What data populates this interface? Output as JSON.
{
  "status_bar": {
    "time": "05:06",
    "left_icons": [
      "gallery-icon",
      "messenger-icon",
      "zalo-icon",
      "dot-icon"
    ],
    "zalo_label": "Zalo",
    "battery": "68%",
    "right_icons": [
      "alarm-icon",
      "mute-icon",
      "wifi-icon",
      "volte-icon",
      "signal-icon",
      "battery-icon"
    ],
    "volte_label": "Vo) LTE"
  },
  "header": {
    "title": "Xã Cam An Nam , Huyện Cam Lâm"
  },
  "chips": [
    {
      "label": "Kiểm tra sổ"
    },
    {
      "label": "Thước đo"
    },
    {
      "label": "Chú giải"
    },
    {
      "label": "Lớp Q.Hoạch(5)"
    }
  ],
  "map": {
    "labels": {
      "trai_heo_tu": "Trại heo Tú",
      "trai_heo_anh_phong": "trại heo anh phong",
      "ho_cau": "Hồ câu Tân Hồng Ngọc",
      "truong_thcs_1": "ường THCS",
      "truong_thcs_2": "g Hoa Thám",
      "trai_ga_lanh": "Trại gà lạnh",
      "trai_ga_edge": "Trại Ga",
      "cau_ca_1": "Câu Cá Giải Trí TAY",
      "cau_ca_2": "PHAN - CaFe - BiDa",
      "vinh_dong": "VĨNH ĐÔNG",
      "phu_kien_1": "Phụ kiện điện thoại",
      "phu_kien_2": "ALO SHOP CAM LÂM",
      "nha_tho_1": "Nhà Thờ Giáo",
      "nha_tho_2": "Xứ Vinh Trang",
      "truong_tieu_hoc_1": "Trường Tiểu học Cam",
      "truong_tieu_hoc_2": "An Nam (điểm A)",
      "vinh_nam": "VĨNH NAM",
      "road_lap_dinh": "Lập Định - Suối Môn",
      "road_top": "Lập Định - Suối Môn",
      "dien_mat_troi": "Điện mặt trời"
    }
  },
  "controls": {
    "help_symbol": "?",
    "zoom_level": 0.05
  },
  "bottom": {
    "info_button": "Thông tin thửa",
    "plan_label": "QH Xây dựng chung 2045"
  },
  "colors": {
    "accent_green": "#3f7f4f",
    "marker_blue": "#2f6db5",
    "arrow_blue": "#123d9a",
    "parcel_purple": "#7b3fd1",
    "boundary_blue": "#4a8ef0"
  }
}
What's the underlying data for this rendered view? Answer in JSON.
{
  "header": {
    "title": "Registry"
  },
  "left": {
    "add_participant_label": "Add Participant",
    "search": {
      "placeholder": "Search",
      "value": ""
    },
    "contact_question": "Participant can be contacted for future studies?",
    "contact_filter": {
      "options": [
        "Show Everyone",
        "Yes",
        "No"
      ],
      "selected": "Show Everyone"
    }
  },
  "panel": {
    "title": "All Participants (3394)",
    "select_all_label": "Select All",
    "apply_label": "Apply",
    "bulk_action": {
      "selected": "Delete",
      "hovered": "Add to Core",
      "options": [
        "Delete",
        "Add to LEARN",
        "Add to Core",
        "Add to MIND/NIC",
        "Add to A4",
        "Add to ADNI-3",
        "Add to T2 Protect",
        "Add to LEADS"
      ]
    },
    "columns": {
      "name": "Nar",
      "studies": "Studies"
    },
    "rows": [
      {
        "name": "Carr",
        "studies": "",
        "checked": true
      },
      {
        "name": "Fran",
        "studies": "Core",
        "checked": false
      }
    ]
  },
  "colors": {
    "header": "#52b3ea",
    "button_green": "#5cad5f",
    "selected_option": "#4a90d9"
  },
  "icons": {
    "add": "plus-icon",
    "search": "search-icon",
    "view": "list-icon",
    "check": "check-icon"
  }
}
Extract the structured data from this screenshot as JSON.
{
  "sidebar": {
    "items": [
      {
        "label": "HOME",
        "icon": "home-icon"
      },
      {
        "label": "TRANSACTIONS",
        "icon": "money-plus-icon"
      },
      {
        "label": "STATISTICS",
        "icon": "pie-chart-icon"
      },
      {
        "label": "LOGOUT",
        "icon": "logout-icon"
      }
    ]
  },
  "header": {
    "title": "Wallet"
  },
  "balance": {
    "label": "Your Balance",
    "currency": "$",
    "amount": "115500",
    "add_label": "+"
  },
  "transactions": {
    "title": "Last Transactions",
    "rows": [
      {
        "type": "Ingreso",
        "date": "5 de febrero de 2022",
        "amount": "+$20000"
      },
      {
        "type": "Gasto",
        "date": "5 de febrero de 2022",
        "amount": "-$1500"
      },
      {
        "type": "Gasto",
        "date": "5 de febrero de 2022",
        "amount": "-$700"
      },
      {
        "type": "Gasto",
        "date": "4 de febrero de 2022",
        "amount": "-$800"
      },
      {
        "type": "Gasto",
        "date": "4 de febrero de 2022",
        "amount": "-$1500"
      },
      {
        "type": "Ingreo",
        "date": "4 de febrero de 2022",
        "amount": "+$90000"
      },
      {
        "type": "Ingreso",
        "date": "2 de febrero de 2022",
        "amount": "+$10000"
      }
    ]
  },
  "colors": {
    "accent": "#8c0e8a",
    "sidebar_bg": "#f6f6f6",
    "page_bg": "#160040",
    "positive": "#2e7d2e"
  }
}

******************************

OBJECTIVE: Word for word, write out all of the data above.

TASK ANSWER:
What data populates this interface? Output as JSON.
{
  "status_bar": {
    "time": "05:06",
    "left_icons": [
      "gallery-icon",
      "messenger-icon",
      "zalo-icon",
      "dot-icon"
    ],
    "zalo_label": "Zalo",
    "battery": "68%",
    "right_icons": [
      "alarm-icon",
      "mute-icon",
      "wifi-icon",
      "volte-icon",
      "signal-icon",
      "battery-icon"
    ],
    "volte_label": "Vo) LTE"
  },
  "header": {
    "title": "Xã Cam An Nam , Huyện Cam Lâm"
  },
  "chips": [
    {
      "label": "Kiểm tra sổ"
    },
    {
      "label": "Thước đo"
    },
    {
      "label": "Chú giải"
    },
    {
      "label": "Lớp Q.Hoạch(5)"
    }
  ],
  "map": {
    "labels": {
      "trai_heo_tu": "Trại heo Tú",
      "trai_heo_anh_phong": "trại heo anh phong",
      "ho_cau": "Hồ câu Tân Hồng Ngọc",
      "truong_thcs_1": "ường THCS",
      "truong_thcs_2": "g Hoa Thám",
      "trai_ga_lanh": "Trại gà lạnh",
      "trai_ga_edge": "Trại Ga",
      "cau_ca_1": "Câu Cá Giải Trí TAY",
      "cau_ca_2": "PHAN - CaFe - BiDa",
      "vinh_dong": "VĨNH ĐÔNG",
      "phu_kien_1": "Phụ kiện điện thoại",
      "phu_kien_2": "ALO SHOP CAM LÂM",
      "nha_tho_1": "Nhà Thờ Giáo",
      "nha_tho_2": "Xứ Vinh Trang",
      "truong_tieu_hoc_1": "Trường Tiểu học Cam",
      "truong_tieu_hoc_2": "An Nam (điểm A)",
      "vinh_nam": "VĨNH NAM",
      "road_lap_dinh": "Lập Định - Suối Môn",
      "road_top": "Lập Định - Suối Môn",
      "dien_mat_troi": "Điện mặt trời"
    }
  },
  "controls": {
    "help_symbol": "?",
    "zoom_level": 0.05
  },
  "bottom": {
    "info_button": "Thông tin thửa",
    "plan_label": "QH Xây dựng chung 2045"
  },
  "colors": {
    "accent_green": "#3f7f4f",
    "marker_blue": "#2f6db5",
    "arrow_blue": "#123d9a",
    "parcel_purple": "#7b3fd1",
    "boundary_blue": "#4a8ef0"
  }
}
What's the underlying data for this rendered view? Answer in JSON.
{
  "header": {
    "title": "Registry"
  },
  "left": {
    "add_participant_label": "Add Participant",
    "search": {
      "placeholder": "Search",
      "value": ""
    },
    "contact_question": "Participant can be contacted for future studies?",
    "contact_filter": {
      "options": [
        "Show Everyone",
        "Yes",
        "No"
      ],
      "selected": "Show Everyone"
    }
  },
  "panel": {
    "title": "All Participants (3394)",
    "select_all_label": "Select All",
    "apply_label": "Apply",
    "bulk_action": {
      "selected": "Delete",
      "hovered": "Add to Core",
      "options": [
        "Delete",
        "Add to LEARN",
        "Add to Core",
        "Add to MIND/NIC",
        "Add to A4",
        "Add to ADNI-3",
        "Add to T2 Protect",
        "Add to LEADS"
      ]
    },
    "columns": {
      "name": "Nar",
      "studies": "Studies"
    },
    "rows": [
      {
        "name": "Carr",
        "studies": "",
        "checked": true
      },
      {
        "name": "Fran",
        "studies": "Core",
        "checked": false
      }
    ]
  },
  "colors": {
    "header": "#52b3ea",
    "button_green": "#5cad5f",
    "selected_option": "#4a90d9"
  },
  "icons": {
    "add": "plus-icon",
    "search": "search-icon",
    "view": "list-icon",
    "check": "check-icon"
  }
}
Extract the structured data from this screenshot as JSON.
{
  "sidebar": {
    "items": [
      {
        "label": "HOME",
        "icon": "home-icon"
      },
      {
        "label": "TRANSACTIONS",
        "icon": "money-plus-icon"
      },
      {
        "label": "STATISTICS",
        "icon": "pie-chart-icon"
      },
      {
        "label": "LOGOUT",
        "icon": "logout-icon"
      }
    ]
  },
  "header": {
    "title": "Wallet"
  },
  "balance": {
    "label": "Your Balance",
    "currency": "$",
    "amount": "115500",
    "add_label": "+"
  },
  "transactions": {
    "title": "Last Transactions",
    "rows": [
      {
        "type": "Ingreso",
        "date": "5 de febrero de 2022",
        "amount": "+$20000"
      },
      {
        "type": "Gasto",
        "date": "5 de febrero de 2022",
        "amount": "-$1500"
      },
      {
        "type": "Gasto",
        "date": "5 de febrero de 2022",
        "amount": "-$700"
      },
      {
        "type": "Gasto",
        "date": "4 de febrero de 2022",
        "amount": "-$800"
      },
      {
        "type": "Gasto",
        "date": "4 de febrero de 2022",
        "amount": "-$1500"
      },
      {
        "type": "Ingreo",
        "date": "4 de febrero de 2022",
        "amount": "+$90000"
      },
      {
        "type": "Ingreso",
        "date": "2 de febrero de 2022",
        "amount": "+$10000"
      }
    ]
  },
  "colors": {
    "accent": "#8c0e8a",
    "sidebar_bg": "#f6f6f6",
    "page_bg": "#160040",
    "positive": "#2e7d2e"
  }
}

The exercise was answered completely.